**Set task:**
Every line of the material is to be quoted verbatim, minus the pictures.

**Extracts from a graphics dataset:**
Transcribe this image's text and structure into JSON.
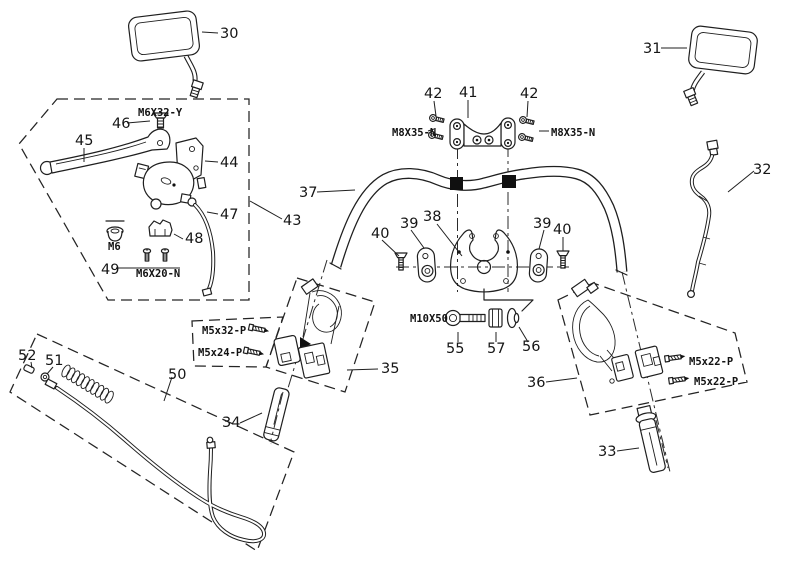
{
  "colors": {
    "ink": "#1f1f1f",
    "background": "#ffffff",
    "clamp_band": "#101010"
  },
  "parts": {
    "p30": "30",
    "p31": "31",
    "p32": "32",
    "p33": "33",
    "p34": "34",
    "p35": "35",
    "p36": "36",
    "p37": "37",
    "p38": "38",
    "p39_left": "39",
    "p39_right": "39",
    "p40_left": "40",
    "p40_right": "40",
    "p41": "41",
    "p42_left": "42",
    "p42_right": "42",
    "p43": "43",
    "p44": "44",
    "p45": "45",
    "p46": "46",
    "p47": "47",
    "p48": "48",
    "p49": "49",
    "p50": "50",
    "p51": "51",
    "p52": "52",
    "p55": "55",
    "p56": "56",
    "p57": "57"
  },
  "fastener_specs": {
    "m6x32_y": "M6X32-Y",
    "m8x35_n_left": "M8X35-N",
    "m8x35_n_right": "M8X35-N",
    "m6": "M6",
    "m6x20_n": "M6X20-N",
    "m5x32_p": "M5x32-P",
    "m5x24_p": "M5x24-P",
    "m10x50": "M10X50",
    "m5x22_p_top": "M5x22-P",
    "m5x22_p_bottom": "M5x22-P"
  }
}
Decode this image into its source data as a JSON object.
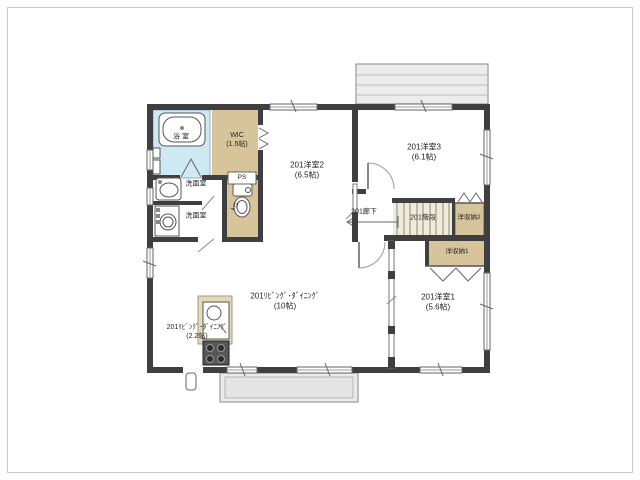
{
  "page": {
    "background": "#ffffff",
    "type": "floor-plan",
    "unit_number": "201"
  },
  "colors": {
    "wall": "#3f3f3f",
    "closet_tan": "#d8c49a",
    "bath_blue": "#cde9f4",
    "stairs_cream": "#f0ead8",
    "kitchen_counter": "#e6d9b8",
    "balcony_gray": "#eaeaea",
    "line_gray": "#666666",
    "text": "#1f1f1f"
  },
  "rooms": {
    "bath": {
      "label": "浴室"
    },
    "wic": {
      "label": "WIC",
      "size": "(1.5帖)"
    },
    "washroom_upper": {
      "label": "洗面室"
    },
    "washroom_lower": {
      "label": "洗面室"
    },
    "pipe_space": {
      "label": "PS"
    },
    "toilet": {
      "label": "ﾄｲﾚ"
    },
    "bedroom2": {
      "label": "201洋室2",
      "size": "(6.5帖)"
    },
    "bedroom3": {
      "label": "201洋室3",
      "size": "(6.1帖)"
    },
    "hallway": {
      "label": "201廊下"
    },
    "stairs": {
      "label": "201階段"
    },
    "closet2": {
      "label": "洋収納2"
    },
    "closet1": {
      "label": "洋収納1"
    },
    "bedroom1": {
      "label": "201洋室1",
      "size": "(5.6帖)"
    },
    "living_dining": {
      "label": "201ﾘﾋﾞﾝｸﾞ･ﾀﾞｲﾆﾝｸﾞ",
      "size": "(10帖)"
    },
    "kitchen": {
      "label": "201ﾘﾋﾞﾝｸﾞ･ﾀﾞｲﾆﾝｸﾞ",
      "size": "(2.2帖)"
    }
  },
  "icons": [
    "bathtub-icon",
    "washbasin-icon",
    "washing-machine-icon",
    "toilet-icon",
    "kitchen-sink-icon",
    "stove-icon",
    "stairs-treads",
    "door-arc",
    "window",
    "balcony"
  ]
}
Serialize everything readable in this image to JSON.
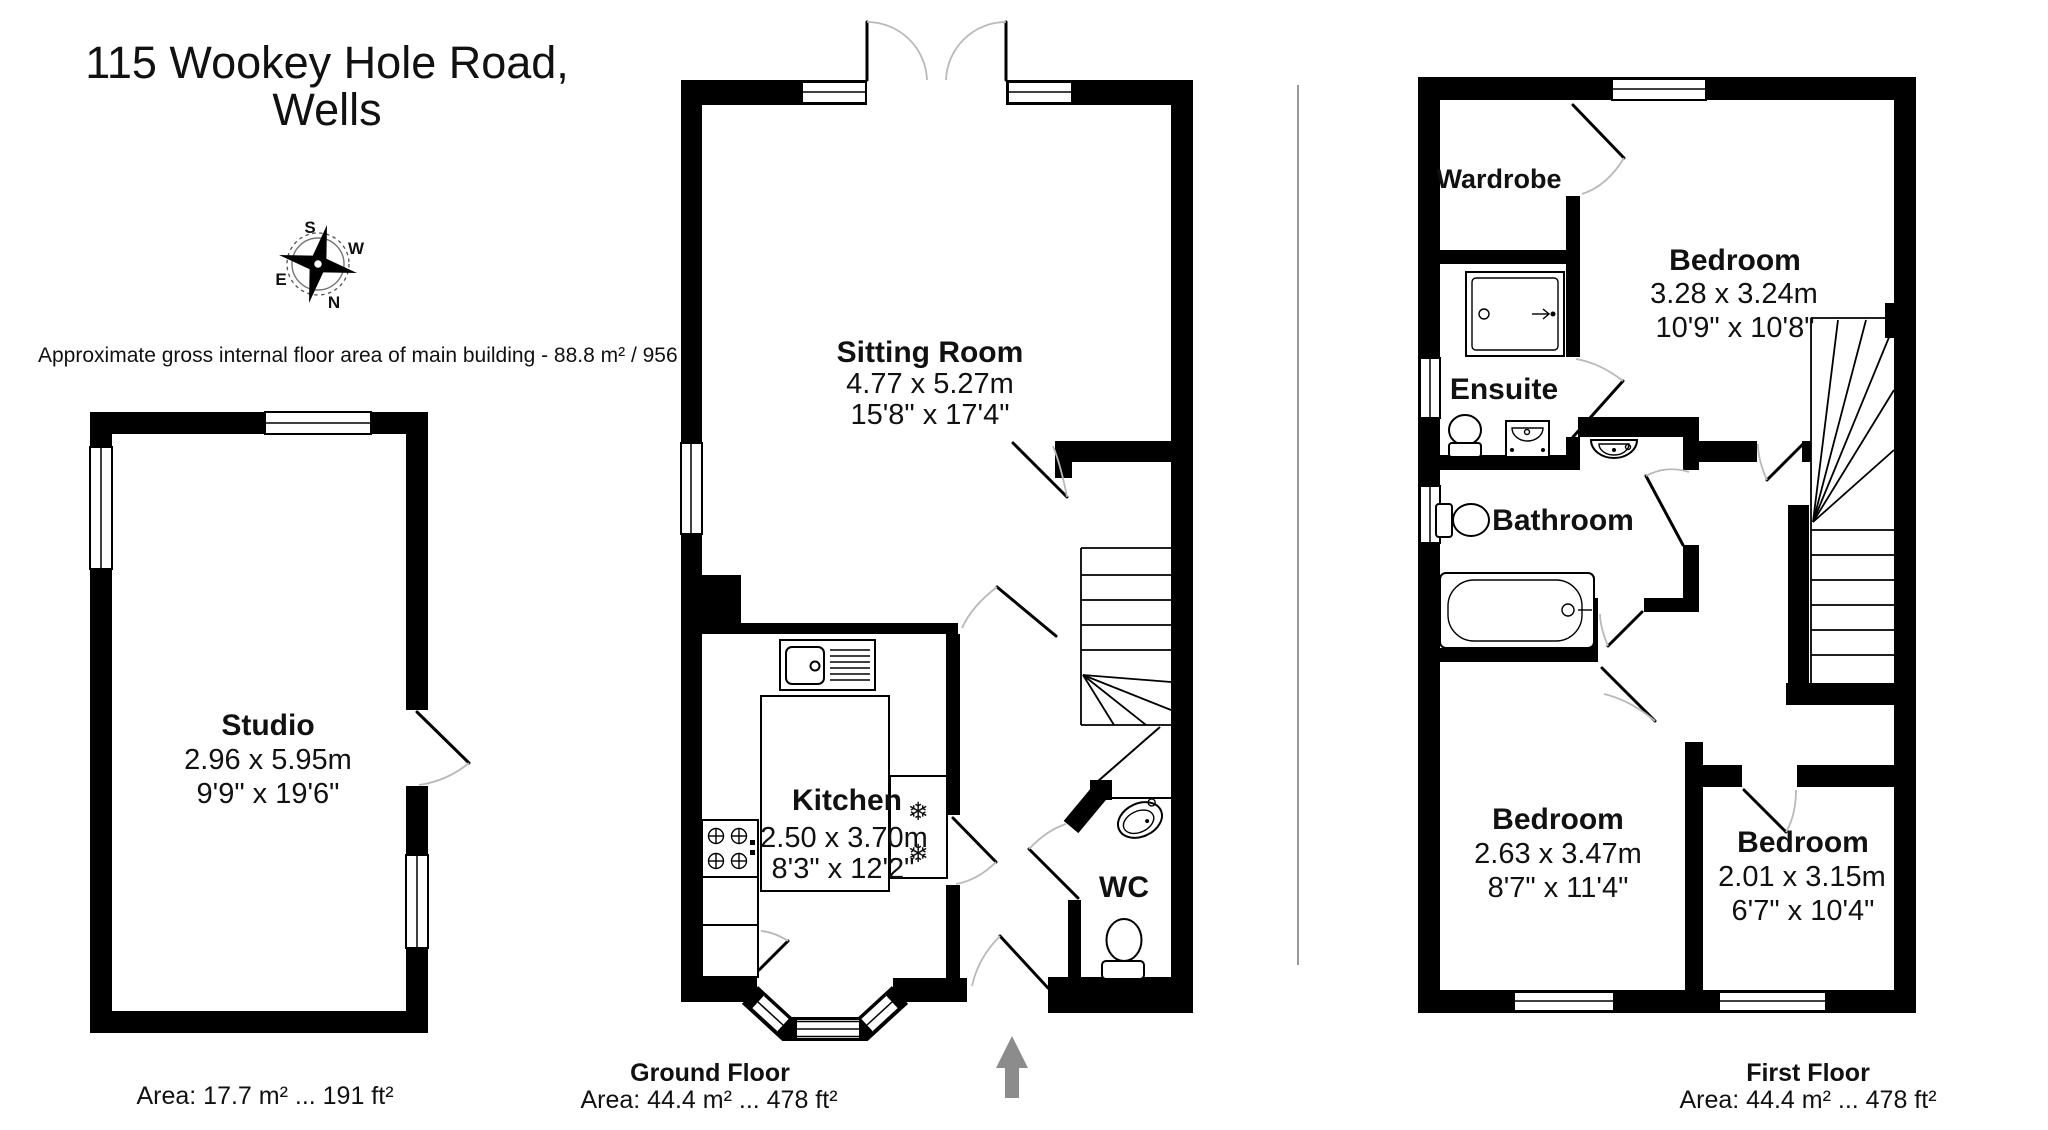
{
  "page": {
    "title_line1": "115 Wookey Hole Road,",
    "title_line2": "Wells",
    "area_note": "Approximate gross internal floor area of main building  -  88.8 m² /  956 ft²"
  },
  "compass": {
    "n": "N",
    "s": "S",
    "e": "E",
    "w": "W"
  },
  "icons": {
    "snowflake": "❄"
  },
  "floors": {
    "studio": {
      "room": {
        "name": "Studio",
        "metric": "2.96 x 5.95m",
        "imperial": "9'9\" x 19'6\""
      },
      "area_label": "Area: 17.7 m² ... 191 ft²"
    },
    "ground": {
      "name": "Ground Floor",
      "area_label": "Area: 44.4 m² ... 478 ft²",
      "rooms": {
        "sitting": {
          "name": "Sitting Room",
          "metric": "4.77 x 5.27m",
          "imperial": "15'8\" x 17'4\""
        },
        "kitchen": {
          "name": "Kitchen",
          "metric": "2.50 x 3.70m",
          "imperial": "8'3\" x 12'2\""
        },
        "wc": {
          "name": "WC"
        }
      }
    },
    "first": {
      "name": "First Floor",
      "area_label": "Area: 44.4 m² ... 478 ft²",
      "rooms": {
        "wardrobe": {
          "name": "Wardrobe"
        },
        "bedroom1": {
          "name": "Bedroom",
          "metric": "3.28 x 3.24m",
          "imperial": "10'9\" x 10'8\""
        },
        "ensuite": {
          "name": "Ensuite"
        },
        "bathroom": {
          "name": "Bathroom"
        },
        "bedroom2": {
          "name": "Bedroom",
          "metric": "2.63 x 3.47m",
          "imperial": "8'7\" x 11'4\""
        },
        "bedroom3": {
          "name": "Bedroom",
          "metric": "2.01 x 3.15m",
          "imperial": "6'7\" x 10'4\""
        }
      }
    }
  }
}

**Expected answer:**
Transcribe this image's text and structure into JSON.
{
  "colors": {
    "ink": "#1f1f1f",
    "background": "#ffffff",
    "clamp_band": "#101010"
  },
  "parts": {
    "p30": "30",
    "p31": "31",
    "p32": "32",
    "p33": "33",
    "p34": "34",
    "p35": "35",
    "p36": "36",
    "p37": "37",
    "p38": "38",
    "p39_left": "39",
    "p39_right": "39",
    "p40_left": "40",
    "p40_right": "40",
    "p41": "41",
    "p42_left": "42",
    "p42_right": "42",
    "p43": "43",
    "p44": "44",
    "p45": "45",
    "p46": "46",
    "p47": "47",
    "p48": "48",
    "p49": "49",
    "p50": "50",
    "p51": "51",
    "p52": "52",
    "p55": "55",
    "p56": "56",
    "p57": "57"
  },
  "fastener_specs": {
    "m6x32_y": "M6X32-Y",
    "m8x35_n_left": "M8X35-N",
    "m8x35_n_right": "M8X35-N",
    "m6": "M6",
    "m6x20_n": "M6X20-N",
    "m5x32_p": "M5x32-P",
    "m5x24_p": "M5x24-P",
    "m10x50": "M10X50",
    "m5x22_p_top": "M5x22-P",
    "m5x22_p_bottom": "M5x22-P"
  }
}
Decode this image into its source data as a JSON object.
{
  "page": {
    "background": "#ffffff",
    "type": "floor-plan",
    "unit_number": "201"
  },
  "colors": {
    "wall": "#3f3f3f",
    "closet_tan": "#d8c49a",
    "bath_blue": "#cde9f4",
    "stairs_cream": "#f0ead8",
    "kitchen_counter": "#e6d9b8",
    "balcony_gray": "#eaeaea",
    "line_gray": "#666666",
    "text": "#1f1f1f"
  },
  "rooms": {
    "bath": {
      "label": "浴室"
    },
    "wic": {
      "label": "WIC",
      "size": "(1.5帖)"
    },
    "washroom_upper": {
      "label": "洗面室"
    },
    "washroom_lower": {
      "label": "洗面室"
    },
    "pipe_space": {
      "label": "PS"
    },
    "toilet": {
      "label": "ﾄｲﾚ"
    },
    "bedroom2": {
      "label": "201洋室2",
      "size": "(6.5帖)"
    },
    "bedroom3": {
      "label": "201洋室3",
      "size": "(6.1帖)"
    },
    "hallway": {
      "label": "201廊下"
    },
    "stairs": {
      "label": "201階段"
    },
    "closet2": {
      "label": "洋収納2"
    },
    "closet1": {
      "label": "洋収納1"
    },
    "bedroom1": {
      "label": "201洋室1",
      "size": "(5.6帖)"
    },
    "living_dining": {
      "label": "201ﾘﾋﾞﾝｸﾞ･ﾀﾞｲﾆﾝｸﾞ",
      "size": "(10帖)"
    },
    "kitchen": {
      "label": "201ﾘﾋﾞﾝｸﾞ･ﾀﾞｲﾆﾝｸﾞ",
      "size": "(2.2帖)"
    }
  },
  "icons": [
    "bathtub-icon",
    "washbasin-icon",
    "washing-machine-icon",
    "toilet-icon",
    "kitchen-sink-icon",
    "stove-icon",
    "stairs-treads",
    "door-arc",
    "window",
    "balcony"
  ]
}
Serialize everything readable in this image to JSON.
{
  "page": {
    "title_line1": "115 Wookey Hole Road,",
    "title_line2": "Wells",
    "area_note": "Approximate gross internal floor area of main building  -  88.8 m² /  956 ft²"
  },
  "compass": {
    "n": "N",
    "s": "S",
    "e": "E",
    "w": "W"
  },
  "icons": {
    "snowflake": "❄"
  },
  "floors": {
    "studio": {
      "room": {
        "name": "Studio",
        "metric": "2.96 x 5.95m",
        "imperial": "9'9\" x 19'6\""
      },
      "area_label": "Area: 17.7 m² ... 191 ft²"
    },
    "ground": {
      "name": "Ground Floor",
      "area_label": "Area: 44.4 m² ... 478 ft²",
      "rooms": {
        "sitting": {
          "name": "Sitting Room",
          "metric": "4.77 x 5.27m",
          "imperial": "15'8\" x 17'4\""
        },
        "kitchen": {
          "name": "Kitchen",
          "metric": "2.50 x 3.70m",
          "imperial": "8'3\" x 12'2\""
        },
        "wc": {
          "name": "WC"
        }
      }
    },
    "first": {
      "name": "First Floor",
      "area_label": "Area: 44.4 m² ... 478 ft²",
      "rooms": {
        "wardrobe": {
          "name": "Wardrobe"
        },
        "bedroom1": {
          "name": "Bedroom",
          "metric": "3.28 x 3.24m",
          "imperial": "10'9\" x 10'8\""
        },
        "ensuite": {
          "name": "Ensuite"
        },
        "bathroom": {
          "name": "Bathroom"
        },
        "bedroom2": {
          "name": "Bedroom",
          "metric": "2.63 x 3.47m",
          "imperial": "8'7\" x 11'4\""
        },
        "bedroom3": {
          "name": "Bedroom",
          "metric": "2.01 x 3.15m",
          "imperial": "6'7\" x 10'4\""
        }
      }
    }
  }
}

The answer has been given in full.